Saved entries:
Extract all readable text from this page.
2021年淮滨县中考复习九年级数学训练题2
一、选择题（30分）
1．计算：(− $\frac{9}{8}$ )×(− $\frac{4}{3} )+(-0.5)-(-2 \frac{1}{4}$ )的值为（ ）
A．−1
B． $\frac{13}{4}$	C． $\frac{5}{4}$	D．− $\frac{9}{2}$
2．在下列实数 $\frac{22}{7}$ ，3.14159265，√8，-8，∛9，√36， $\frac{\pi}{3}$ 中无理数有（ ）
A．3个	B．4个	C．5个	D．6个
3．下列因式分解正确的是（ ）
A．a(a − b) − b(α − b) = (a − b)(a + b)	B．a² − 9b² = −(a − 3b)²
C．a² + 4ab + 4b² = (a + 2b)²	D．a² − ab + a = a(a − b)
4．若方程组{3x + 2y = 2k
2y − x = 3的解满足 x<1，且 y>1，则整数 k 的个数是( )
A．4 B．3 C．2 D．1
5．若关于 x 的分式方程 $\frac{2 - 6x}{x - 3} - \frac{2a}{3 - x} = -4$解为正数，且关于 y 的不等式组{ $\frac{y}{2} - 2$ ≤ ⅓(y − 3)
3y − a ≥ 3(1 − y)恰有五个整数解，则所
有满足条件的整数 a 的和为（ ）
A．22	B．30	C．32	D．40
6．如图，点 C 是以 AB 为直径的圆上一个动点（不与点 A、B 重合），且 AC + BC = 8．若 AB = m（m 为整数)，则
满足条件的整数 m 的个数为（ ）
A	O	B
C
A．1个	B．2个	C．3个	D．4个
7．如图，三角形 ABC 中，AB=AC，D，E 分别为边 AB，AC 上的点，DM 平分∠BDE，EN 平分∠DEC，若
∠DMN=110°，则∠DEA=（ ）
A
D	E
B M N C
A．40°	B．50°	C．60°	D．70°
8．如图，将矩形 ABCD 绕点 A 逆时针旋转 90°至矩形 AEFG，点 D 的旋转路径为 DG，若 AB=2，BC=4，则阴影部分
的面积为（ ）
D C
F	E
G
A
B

EXERCISE BRIEF » Give only the number of lines in the listing above that include the string "frac".

EXPECTED ANSWER » 4